Supplied records:
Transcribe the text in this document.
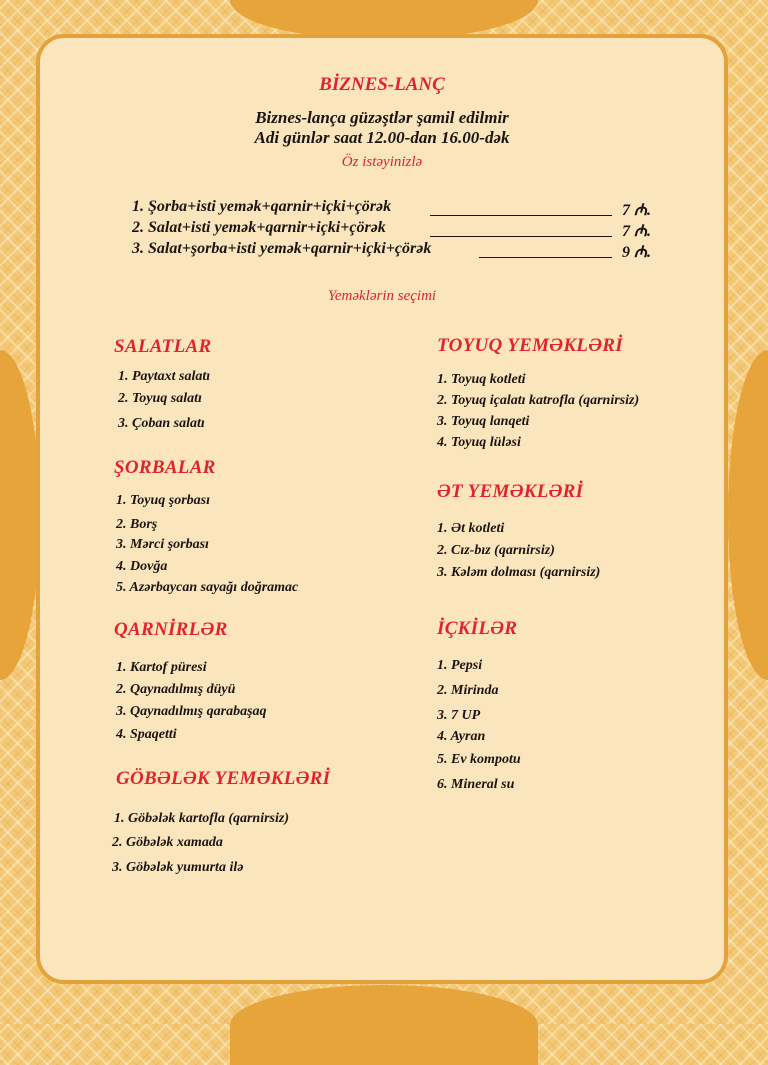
BİZNES-LANÇ

Biznes-lança güzəştlər şamil edilmir

Adi günlər saat 12.00-dan 16.00-dək

Öz istəyinizlə

1. Şorba+isti yemək+qarnir+içki+çörək	7 ₼.
2. Salat+isti yemək+qarnir+içki+çörək	7 ₼.
3. Salat+şorba+isti yemək+qarnir+içki+çörək	9 ₼.

Yeməklərin seçimi

SALATLAR
1. Paytaxt salatı
2. Toyuq salatı
3. Çoban salatı
ŞORBALAR
1. Toyuq şorbası
2. Borş
3. Mərci şorbası
4. Dovğa
5. Azərbaycan sayağı doğramac
QARNİRLƏR
1. Kartof püresi
2. Qaynadılmış düyü
3. Qaynadılmış qarabaşaq
4. Spaqetti
GÖBƏLƏK YEMƏKLƏRİ
1. Göbələk kartofla (qarnirsiz)
2. Göbələk xamada
3. Göbələk yumurta ilə
TOYUQ YEMƏKLƏRİ
1. Toyuq kotleti
2. Toyuq içalatı katrofla (qarnirsiz)
3. Toyuq lanqeti
4. Toyuq lüləsi
ƏT YEMƏKLƏRİ
1. Ət kotleti
2. Cız-bız (qarnirsiz)
3. Kələm dolması (qarnirsiz)
İÇKİLƏR
1. Pepsi
2. Mirinda
3. 7 UP
4. Ayran
5. Ev kompotu
6. Mineral su
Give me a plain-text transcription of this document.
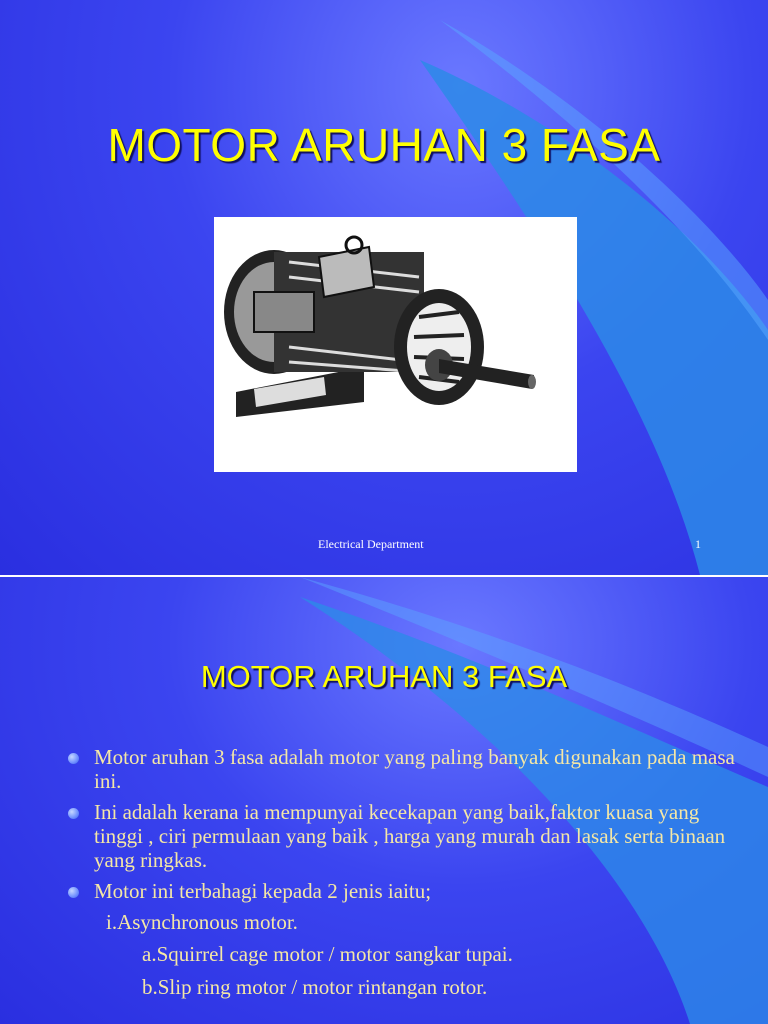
MOTOR ARUHAN 3 FASA
Electrical Department	1
MOTOR ARUHAN 3 FASA
Motor aruhan 3 fasa adalah motor yang paling banyak digunakan pada masa ini.
Ini adalah kerana ia mempunyai kecekapan yang baik,faktor kuasa yang tinggi , ciri permulaan yang baik , harga yang murah dan lasak serta binaan yang ringkas.
Motor ini terbahagi kepada 2 jenis iaitu;
i.Asynchronous motor.
a.Squirrel cage motor / motor sangkar tupai.
b.Slip ring motor / motor rintangan rotor.
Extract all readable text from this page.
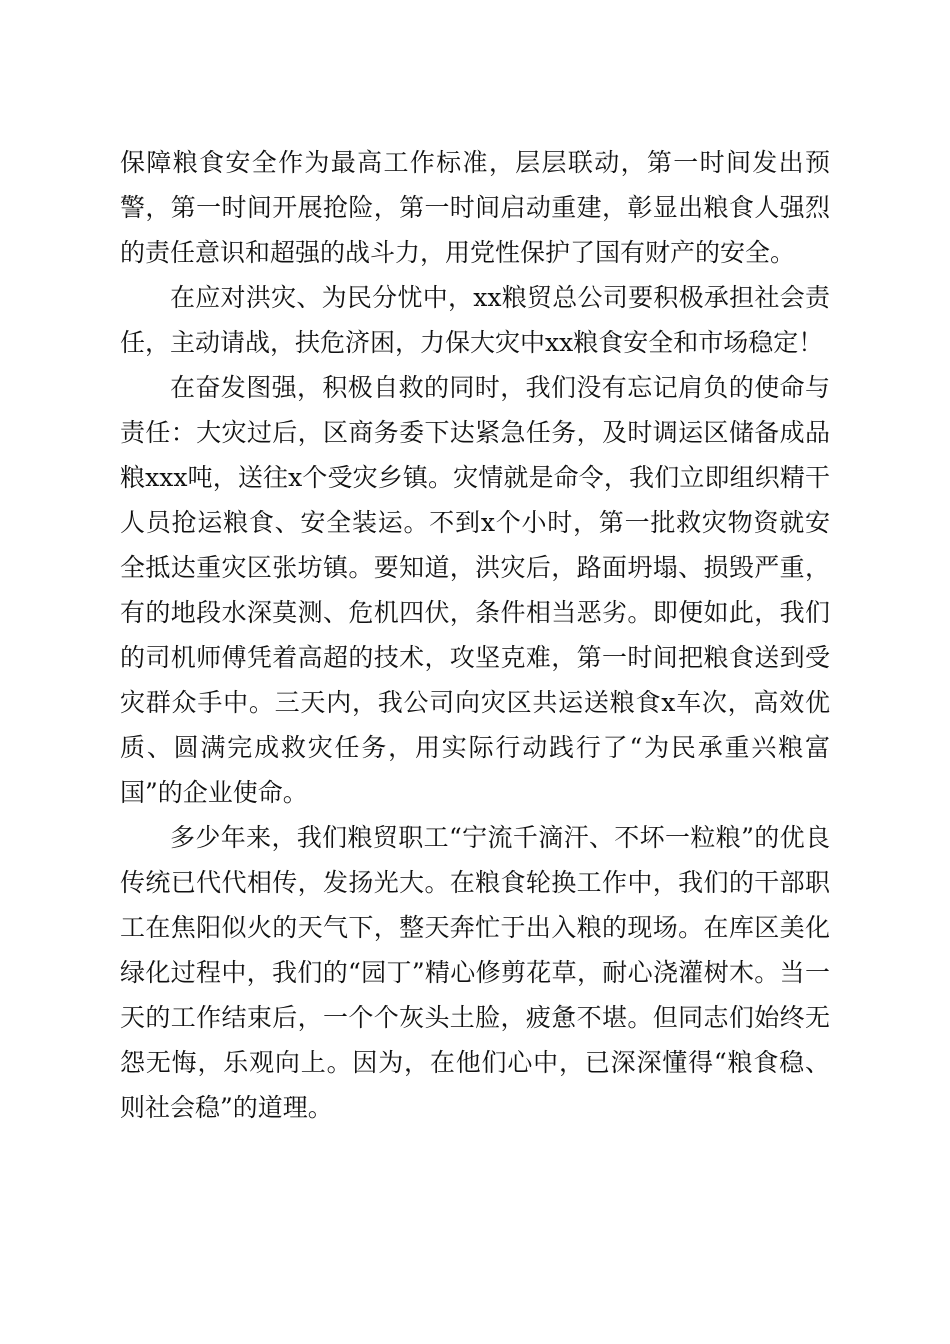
保障粮食安全作为最高工作标准，层层联动，第一时间发出预警，第一时间开展抢险，第一时间启动重建，彰显出粮食人强烈的责任意识和超强的战斗力，用党性保护了国有财产的安全。

在应对洪灾、为民分忧中，xx粮贸总公司要积极承担社会责任，主动请战，扶危济困，力保大灾中xx粮食安全和市场稳定！

在奋发图强，积极自救的同时，我们没有忘记肩负的使命与责任：大灾过后，区商务委下达紧急任务，及时调运区储备成品粮xxx吨，送往x个受灾乡镇。灾情就是命令，我们立即组织精干人员抢运粮食、安全装运。不到x个小时，第一批救灾物资就安全抵达重灾区张坊镇。要知道，洪灾后，路面坍塌、损毁严重，有的地段水深莫测、危机四伏，条件相当恶劣。即便如此，我们的司机师傅凭着高超的技术，攻坚克难，第一时间把粮食送到受灾群众手中。三天内，我公司向灾区共运送粮食x车次，高效优质、圆满完成救灾任务，用实际行动践行了“为民承重兴粮富国”的企业使命。

多少年来，我们粮贸职工“宁流千滴汗、不坏一粒粮”的优良传统已代代相传，发扬光大。在粮食轮换工作中，我们的干部职工在焦阳似火的天气下，整天奔忙于出入粮的现场。在库区美化绿化过程中，我们的“园丁”精心修剪花草，耐心浇灌树木。当一天的工作结束后，一个个灰头土脸，疲惫不堪。但同志们始终无怨无悔，乐观向上。因为，在他们心中，已深深懂得“粮食稳、则社会稳”的道理。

Requirements:
Omit the pictures and restate the rest of the records verbatim.

Response to the exercise:
Transcribe the text in this document.
BİZNES-LANÇ

Biznes-lança güzəştlər şamil edilmir

Adi günlər saat 12.00-dan 16.00-dək

Öz istəyinizlə

1. Şorba+isti yemək+qarnir+içki+çörək	7 ₼.
2. Salat+isti yemək+qarnir+içki+çörək	7 ₼.
3. Salat+şorba+isti yemək+qarnir+içki+çörək	9 ₼.

Yeməklərin seçimi

SALATLAR
1. Paytaxt salatı
2. Toyuq salatı
3. Çoban salatı
ŞORBALAR
1. Toyuq şorbası
2. Borş
3. Mərci şorbası
4. Dovğa
5. Azərbaycan sayağı doğramac
QARNİRLƏR
1. Kartof püresi
2. Qaynadılmış düyü
3. Qaynadılmış qarabaşaq
4. Spaqetti
GÖBƏLƏK YEMƏKLƏRİ
1. Göbələk kartofla (qarnirsiz)
2. Göbələk xamada
3. Göbələk yumurta ilə
TOYUQ YEMƏKLƏRİ
1. Toyuq kotleti
2. Toyuq içalatı katrofla (qarnirsiz)
3. Toyuq lanqeti
4. Toyuq lüləsi
ƏT YEMƏKLƏRİ
1. Ət kotleti
2. Cız-bız (qarnirsiz)
3. Kələm dolması (qarnirsiz)
İÇKİLƏR
1. Pepsi
2. Mirinda
3. 7 UP
4. Ayran
5. Ev kompotu
6. Mineral su
Give me a plain-text transcription of this document.
MOTOR ARUHAN 3 FASA
Electrical Department	1
MOTOR ARUHAN 3 FASA
Motor aruhan 3 fasa adalah motor yang paling banyak digunakan pada masa ini.
Ini adalah kerana ia mempunyai kecekapan yang baik,faktor kuasa yang tinggi , ciri permulaan yang baik , harga yang murah dan lasak serta binaan yang ringkas.
Motor ini terbahagi kepada 2 jenis iaitu;
i.Asynchronous motor.
a.Squirrel cage motor / motor sangkar tupai.
b.Slip ring motor / motor rintangan rotor.
Extract all readable text from this page.
保障粮食安全作为最高工作标准，层层联动，第一时间发出预警，第一时间开展抢险，第一时间启动重建，彰显出粮食人强烈的责任意识和超强的战斗力，用党性保护了国有财产的安全。

在应对洪灾、为民分忧中，xx粮贸总公司要积极承担社会责任，主动请战，扶危济困，力保大灾中xx粮食安全和市场稳定！

在奋发图强，积极自救的同时，我们没有忘记肩负的使命与责任：大灾过后，区商务委下达紧急任务，及时调运区储备成品粮xxx吨，送往x个受灾乡镇。灾情就是命令，我们立即组织精干人员抢运粮食、安全装运。不到x个小时，第一批救灾物资就安全抵达重灾区张坊镇。要知道，洪灾后，路面坍塌、损毁严重，有的地段水深莫测、危机四伏，条件相当恶劣。即便如此，我们的司机师傅凭着高超的技术，攻坚克难，第一时间把粮食送到受灾群众手中。三天内，我公司向灾区共运送粮食x车次，高效优质、圆满完成救灾任务，用实际行动践行了“为民承重兴粮富国”的企业使命。

多少年来，我们粮贸职工“宁流千滴汗、不坏一粒粮”的优良传统已代代相传，发扬光大。在粮食轮换工作中，我们的干部职工在焦阳似火的天气下，整天奔忙于出入粮的现场。在库区美化绿化过程中，我们的“园丁”精心修剪花草，耐心浇灌树木。当一天的工作结束后，一个个灰头土脸，疲惫不堪。但同志们始终无怨无悔，乐观向上。因为，在他们心中，已深深懂得“粮食稳、则社会稳”的道理。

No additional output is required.